Both the British and the Dutch East India Companies bought coffee at Mocha for import into Europe, but as decades passed and overseas empires developed, the Arab monopoly on coffee became a major irritant. As the eighteenth century got under way, the Dutch began growing their own coffee in Java and later introduced it into Sri Lanka, whereas the English planted coffee in their West Indian colonies - especially Jamaica and Guiana. The Portuguese in Brazil were also in the coffee business (after the plant was introduced there from Guiana in 1727), and the French planted coffee, first in their colony of Martinique and a bit later in San Domingue - which, by the end of the eighteenth century (when the revolution began that would lead to the new nation of Haiti), was producing almost two-thirds of the world's supply. Later, coffee would also be a Cuban crop, and throughout the Americas coffee production became inextricably linked with slave labor, until abolition finally came to Brazil and Cuba in the last decades of the nineteenth century. Sugar was also cultivated with slave labor, and increasing sugar production, in turn, was inextricably linked with the soaring consumption of coffee - along with tea and chocolate - in Europe.
In 1774, in the soon-to-be United States, colonists were increasing their consumption of coffee as a protest against British taxes on tea, and this trend continued as a tea-drinking people were converted to coffee drinking. By 1850 or so, average per capita consumption exceeded 6 pounds annually. Americans were accustomed to buying their coffee beans green and doing their own roasting and grinding, but after the Civil War, Folger's Coffee (established in San Francisco) began to give people a choice. The Folger's brand was soon followed by Chase and Sanborn (which in 1878 became the first company to pack roasted coffee in sealed cans), Hills Brothers, and Maxwell House (named for a Nashville hotel). In 1901, the first “instant” coffee was invented in Chicago, and in 1964, General Foods introduced “Maxim” freeze-dried instant coffee.

Extracted entries:
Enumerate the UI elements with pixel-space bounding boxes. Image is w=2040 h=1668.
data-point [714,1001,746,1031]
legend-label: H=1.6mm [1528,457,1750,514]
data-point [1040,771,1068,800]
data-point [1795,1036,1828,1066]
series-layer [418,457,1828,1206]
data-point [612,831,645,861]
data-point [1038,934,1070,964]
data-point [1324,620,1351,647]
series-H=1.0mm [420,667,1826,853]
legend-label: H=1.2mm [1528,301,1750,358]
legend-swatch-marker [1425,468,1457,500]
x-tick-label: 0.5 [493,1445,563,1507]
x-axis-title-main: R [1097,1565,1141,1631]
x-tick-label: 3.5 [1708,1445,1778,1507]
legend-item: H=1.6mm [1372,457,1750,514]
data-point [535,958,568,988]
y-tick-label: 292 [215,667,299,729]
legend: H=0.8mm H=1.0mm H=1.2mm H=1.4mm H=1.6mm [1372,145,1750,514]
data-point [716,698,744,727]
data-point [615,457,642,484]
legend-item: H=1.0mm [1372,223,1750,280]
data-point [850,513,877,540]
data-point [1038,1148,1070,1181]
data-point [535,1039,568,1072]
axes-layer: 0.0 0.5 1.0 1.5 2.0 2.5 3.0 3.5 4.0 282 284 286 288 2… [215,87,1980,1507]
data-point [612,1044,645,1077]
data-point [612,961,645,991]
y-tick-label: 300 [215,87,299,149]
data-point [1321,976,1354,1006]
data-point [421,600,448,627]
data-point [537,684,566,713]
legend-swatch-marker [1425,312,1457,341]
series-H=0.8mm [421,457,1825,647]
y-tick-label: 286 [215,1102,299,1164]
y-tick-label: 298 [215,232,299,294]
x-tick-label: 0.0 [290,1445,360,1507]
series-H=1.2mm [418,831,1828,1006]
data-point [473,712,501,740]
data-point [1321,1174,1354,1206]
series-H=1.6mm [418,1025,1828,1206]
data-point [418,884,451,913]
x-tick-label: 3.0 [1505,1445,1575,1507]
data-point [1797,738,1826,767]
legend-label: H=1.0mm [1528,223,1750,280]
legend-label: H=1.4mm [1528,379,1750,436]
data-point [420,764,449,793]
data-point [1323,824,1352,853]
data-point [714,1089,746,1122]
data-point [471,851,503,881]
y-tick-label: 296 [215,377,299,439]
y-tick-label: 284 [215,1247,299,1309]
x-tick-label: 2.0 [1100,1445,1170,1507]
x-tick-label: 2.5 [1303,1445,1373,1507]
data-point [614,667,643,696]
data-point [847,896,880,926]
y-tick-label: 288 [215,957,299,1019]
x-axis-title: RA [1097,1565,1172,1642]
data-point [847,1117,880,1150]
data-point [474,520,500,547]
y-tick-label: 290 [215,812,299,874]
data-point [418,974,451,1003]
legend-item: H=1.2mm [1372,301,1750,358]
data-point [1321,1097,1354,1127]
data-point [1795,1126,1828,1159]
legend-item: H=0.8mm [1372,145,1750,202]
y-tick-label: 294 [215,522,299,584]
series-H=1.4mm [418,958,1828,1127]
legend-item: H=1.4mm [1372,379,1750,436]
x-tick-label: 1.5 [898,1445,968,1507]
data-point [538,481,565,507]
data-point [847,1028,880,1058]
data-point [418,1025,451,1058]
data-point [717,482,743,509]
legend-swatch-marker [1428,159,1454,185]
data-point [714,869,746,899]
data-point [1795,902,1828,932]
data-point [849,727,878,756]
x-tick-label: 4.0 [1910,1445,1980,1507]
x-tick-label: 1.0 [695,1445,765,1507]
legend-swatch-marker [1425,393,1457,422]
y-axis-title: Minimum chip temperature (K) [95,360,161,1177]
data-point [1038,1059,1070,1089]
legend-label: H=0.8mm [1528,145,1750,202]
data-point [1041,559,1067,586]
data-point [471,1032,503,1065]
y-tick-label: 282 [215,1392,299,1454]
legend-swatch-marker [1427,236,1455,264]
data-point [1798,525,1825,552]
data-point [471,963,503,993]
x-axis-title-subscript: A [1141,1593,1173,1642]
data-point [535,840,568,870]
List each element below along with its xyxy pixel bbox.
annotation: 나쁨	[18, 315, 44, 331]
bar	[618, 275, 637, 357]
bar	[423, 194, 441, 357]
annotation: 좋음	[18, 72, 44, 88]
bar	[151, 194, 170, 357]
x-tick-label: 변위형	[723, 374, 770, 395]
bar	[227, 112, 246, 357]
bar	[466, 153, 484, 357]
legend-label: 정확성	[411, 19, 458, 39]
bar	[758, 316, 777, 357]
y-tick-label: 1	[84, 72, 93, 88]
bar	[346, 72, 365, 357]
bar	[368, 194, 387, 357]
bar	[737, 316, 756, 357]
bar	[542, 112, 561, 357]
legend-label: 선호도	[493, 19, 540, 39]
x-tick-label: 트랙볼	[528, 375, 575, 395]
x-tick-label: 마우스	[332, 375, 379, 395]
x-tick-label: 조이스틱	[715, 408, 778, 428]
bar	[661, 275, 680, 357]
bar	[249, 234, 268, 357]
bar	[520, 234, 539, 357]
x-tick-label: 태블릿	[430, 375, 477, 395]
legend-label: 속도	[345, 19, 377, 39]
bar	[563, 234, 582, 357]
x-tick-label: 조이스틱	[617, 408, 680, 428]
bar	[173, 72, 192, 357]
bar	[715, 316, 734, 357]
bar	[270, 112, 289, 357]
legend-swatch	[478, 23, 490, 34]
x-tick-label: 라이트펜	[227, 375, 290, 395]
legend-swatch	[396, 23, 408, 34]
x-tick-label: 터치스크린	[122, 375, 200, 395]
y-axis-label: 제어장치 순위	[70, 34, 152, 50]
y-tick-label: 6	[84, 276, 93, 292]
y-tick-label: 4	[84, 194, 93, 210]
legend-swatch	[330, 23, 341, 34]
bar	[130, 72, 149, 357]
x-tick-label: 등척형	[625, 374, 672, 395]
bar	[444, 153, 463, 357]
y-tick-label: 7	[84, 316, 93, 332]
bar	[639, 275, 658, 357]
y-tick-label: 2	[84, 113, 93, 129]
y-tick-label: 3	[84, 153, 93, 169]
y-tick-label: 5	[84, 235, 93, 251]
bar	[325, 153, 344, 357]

Work instruction A: Reproduce word for word the section of the passage on coffee's history starting at "In 1774, in" and ending at "freeze-dried instant coffee.".
Work instruction B: Write the next part of the passage on coffee's history, picking up right after its final sentence.

Exercise output A:
In 1774, in the soon-to-be United States, colonists were increasing their consumption of coffee as a protest against British taxes on tea, and this trend continued as a tea-drinking people were converted to coffee drinking. By 1850 or so, average per capita consumption exceeded 6 pounds annually. Americans were accustomed to buying their coffee beans green and doing their own roasting and grinding, but after the Civil War, Folger's Coffee (established in San Francisco) began to give people a choice. The Folger's brand was soon followed by Chase and Sanborn (which in 1878 became the first company to pack roasted coffee in sealed cans), Hills Brothers, and Maxwell House (named for a Nashville hotel). In 1901, the first “instant” coffee was invented in Chicago, and in 1964, General Foods introduced “Maxim” freeze-dried instant coffee.

Exercise output B:
Coffee is ground in different ways for different purposes: “Coarse” and “medium” for use in percolators, urns, and the like; “drip” (which is finer than medium) for use in electric drip coffee makers; and “fine” for cone filters and drip pots. There is also the very fine espresso, for espresso machines, and the even more finely ground Turkish, for use in Turkish brewers. Almost 90 percent of the world's coffee is C. arabica, but another species, C. canephora = C. robusta and generally known as Robusta, is cultivated in Africa and India and - because it is cheaper and contains substantially more caffeine - is often a component of supermarket blends. Brazil produces about half of the world's coffee and has been the major U.S. supplier since the early days of the republic. Jamaican Blue Mountain, Hawaiian Kona, Java, and Mocha coffees are relatively rare and highly prized, followed by the Andean-grown Colombian coffee (the top grade is supremo).
Common names and synonyms: Colombian coffee, espresso, Hawaiian Kona, Jamaican Blue Mountain, Java, joe, kaffe, kahve, kahwa, Mocha, Robusta, supremo coffee, Turkish coffee.